**Work to do**: Below are the records. Count the lines containing the string "PARIS", and reply with the number alone.

Saved entries:
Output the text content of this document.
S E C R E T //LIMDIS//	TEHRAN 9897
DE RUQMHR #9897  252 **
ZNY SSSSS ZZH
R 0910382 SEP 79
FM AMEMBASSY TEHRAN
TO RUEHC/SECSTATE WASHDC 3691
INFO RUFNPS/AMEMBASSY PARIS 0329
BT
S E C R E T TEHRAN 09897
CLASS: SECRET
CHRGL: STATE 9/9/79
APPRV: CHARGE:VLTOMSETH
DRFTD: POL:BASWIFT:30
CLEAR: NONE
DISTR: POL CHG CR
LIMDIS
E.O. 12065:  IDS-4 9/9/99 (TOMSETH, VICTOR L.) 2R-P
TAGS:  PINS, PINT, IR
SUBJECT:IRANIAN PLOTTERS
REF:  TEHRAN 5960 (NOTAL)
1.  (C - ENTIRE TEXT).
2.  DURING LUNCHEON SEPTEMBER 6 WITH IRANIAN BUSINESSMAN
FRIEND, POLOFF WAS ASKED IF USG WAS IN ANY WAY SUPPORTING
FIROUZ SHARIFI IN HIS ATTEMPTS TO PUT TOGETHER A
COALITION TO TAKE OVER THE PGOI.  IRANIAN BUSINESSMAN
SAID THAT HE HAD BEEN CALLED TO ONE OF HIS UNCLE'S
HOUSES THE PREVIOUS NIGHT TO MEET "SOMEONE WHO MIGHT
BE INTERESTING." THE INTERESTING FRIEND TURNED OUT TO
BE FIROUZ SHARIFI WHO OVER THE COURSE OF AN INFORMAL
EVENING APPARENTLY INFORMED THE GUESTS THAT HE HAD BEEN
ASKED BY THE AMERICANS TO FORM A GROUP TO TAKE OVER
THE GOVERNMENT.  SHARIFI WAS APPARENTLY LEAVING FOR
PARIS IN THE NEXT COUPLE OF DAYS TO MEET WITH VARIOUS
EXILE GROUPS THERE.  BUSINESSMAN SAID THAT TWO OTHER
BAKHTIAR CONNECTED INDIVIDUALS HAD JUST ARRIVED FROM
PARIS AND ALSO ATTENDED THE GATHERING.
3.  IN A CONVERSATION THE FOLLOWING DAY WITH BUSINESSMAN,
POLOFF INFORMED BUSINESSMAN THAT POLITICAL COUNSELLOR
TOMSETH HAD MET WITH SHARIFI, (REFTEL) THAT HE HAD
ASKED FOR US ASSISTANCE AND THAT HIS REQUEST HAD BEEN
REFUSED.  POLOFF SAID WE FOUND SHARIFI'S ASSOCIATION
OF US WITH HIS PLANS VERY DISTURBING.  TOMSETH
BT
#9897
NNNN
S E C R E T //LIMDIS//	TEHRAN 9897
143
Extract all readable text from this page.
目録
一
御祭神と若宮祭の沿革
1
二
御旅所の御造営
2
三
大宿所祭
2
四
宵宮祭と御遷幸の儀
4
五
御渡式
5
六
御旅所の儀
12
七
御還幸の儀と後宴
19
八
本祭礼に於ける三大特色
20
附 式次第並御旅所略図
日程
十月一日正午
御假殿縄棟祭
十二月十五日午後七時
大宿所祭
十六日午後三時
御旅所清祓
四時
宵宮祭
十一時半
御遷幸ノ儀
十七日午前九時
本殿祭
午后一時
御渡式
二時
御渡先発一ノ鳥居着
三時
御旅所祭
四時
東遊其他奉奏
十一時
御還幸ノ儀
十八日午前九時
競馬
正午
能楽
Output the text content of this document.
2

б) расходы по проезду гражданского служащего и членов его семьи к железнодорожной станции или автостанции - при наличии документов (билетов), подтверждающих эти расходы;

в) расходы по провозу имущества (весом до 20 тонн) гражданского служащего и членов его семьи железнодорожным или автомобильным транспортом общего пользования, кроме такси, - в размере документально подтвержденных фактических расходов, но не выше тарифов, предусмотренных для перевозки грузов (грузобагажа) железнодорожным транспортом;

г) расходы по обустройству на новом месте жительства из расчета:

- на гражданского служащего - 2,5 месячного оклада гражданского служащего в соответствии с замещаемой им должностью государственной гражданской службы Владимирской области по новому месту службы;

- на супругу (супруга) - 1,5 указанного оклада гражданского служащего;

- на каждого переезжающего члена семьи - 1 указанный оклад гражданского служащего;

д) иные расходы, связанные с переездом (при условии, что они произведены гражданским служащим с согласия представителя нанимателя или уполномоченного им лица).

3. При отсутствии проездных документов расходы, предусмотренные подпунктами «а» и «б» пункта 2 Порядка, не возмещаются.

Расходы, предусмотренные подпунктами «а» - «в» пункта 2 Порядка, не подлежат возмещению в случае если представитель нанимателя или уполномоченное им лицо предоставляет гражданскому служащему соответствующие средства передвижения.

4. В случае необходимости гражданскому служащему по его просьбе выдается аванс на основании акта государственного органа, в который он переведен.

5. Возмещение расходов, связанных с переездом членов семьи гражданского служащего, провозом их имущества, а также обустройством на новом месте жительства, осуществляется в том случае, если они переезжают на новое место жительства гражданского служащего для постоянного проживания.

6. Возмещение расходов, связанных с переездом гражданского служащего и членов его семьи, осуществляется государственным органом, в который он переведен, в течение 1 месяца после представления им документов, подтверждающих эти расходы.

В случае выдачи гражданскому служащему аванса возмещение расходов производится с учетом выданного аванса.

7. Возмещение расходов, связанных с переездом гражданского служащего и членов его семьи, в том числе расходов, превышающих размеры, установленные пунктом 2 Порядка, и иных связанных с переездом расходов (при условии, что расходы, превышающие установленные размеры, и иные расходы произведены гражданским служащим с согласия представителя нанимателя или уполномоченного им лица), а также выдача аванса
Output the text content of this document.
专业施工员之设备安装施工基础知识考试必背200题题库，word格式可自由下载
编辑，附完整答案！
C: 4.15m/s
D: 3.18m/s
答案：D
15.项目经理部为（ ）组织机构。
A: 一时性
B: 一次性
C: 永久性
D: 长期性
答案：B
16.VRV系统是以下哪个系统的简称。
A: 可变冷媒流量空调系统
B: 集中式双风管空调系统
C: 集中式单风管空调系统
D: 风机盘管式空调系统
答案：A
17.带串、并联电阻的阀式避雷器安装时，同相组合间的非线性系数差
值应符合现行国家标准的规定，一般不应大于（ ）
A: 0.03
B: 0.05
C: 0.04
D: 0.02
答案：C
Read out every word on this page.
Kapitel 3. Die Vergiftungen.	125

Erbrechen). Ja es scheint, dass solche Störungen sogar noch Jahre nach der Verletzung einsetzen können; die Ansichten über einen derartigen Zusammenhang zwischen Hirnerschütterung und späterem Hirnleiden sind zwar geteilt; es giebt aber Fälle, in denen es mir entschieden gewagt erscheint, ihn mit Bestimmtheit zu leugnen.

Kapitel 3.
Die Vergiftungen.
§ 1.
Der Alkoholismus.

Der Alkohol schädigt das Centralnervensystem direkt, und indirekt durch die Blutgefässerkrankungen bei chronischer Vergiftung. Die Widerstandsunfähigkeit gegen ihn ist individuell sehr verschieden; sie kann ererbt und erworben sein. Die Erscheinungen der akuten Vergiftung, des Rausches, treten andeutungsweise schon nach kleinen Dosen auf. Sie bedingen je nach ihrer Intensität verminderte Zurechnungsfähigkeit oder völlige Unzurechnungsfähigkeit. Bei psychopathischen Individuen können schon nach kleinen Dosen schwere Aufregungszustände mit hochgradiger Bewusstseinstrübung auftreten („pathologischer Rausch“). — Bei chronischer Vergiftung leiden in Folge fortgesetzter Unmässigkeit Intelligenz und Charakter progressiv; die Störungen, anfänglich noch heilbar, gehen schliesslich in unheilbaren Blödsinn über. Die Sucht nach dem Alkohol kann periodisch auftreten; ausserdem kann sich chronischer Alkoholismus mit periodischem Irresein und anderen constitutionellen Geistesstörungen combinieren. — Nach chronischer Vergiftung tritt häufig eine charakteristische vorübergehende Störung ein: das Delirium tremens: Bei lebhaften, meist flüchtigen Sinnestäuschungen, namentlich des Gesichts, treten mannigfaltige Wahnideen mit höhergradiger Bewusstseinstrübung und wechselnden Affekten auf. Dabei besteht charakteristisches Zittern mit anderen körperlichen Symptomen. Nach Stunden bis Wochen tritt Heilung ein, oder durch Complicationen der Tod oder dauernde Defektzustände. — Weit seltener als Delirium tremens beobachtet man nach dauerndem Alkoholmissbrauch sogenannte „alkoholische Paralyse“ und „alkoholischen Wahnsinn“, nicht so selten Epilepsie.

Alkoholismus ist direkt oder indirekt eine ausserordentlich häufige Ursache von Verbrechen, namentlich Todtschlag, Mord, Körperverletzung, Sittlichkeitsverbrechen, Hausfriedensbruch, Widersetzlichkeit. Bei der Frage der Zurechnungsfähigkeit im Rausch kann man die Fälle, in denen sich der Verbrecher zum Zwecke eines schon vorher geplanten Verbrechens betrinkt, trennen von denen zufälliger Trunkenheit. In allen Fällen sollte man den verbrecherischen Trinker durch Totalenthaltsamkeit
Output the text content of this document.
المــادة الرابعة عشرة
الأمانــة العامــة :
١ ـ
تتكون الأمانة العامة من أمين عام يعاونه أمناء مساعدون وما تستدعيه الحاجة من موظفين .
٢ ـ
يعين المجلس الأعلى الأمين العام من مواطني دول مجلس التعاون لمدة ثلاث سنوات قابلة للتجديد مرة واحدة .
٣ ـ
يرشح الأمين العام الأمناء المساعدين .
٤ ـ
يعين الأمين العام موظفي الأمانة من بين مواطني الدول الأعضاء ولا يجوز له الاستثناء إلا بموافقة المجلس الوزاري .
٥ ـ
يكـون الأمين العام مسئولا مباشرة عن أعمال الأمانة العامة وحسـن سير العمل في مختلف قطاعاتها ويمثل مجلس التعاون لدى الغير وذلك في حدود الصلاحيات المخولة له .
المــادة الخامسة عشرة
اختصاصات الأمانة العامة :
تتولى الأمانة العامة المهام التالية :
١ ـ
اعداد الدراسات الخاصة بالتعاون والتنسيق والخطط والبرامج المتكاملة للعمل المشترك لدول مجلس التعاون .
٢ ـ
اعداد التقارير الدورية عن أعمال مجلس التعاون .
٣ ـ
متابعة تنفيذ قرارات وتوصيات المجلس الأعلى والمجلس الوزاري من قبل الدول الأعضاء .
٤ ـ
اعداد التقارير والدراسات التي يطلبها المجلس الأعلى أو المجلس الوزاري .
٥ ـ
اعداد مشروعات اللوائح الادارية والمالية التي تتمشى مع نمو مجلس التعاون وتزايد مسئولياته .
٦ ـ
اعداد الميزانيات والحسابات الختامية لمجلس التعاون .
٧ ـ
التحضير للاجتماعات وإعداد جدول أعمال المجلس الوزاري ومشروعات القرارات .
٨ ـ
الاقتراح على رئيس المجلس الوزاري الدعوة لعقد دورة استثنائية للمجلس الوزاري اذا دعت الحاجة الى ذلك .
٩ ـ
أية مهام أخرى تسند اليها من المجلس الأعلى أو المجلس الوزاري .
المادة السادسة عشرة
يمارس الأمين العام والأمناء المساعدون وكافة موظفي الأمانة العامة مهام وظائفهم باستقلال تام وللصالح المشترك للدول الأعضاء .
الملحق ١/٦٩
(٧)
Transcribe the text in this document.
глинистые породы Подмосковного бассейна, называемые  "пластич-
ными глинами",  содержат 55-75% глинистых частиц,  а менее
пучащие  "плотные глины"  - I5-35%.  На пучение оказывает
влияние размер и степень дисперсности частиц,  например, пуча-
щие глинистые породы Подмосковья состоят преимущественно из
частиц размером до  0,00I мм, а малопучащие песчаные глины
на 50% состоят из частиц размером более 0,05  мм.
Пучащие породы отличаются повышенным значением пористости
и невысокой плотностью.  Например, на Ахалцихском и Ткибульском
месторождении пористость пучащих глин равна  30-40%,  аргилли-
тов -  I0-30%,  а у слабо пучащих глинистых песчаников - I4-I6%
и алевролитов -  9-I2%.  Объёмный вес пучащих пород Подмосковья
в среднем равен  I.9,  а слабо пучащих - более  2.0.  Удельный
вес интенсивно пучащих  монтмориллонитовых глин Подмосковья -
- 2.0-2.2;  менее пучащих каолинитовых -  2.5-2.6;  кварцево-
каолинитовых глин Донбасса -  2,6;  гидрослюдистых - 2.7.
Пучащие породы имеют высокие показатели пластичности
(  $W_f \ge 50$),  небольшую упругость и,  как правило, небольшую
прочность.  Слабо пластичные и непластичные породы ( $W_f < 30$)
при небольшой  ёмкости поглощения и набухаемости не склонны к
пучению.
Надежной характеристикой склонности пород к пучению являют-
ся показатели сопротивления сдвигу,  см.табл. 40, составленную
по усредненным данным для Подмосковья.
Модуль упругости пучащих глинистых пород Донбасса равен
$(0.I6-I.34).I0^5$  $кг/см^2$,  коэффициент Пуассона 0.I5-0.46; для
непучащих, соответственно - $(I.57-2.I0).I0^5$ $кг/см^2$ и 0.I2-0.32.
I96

**Correct answer**: 3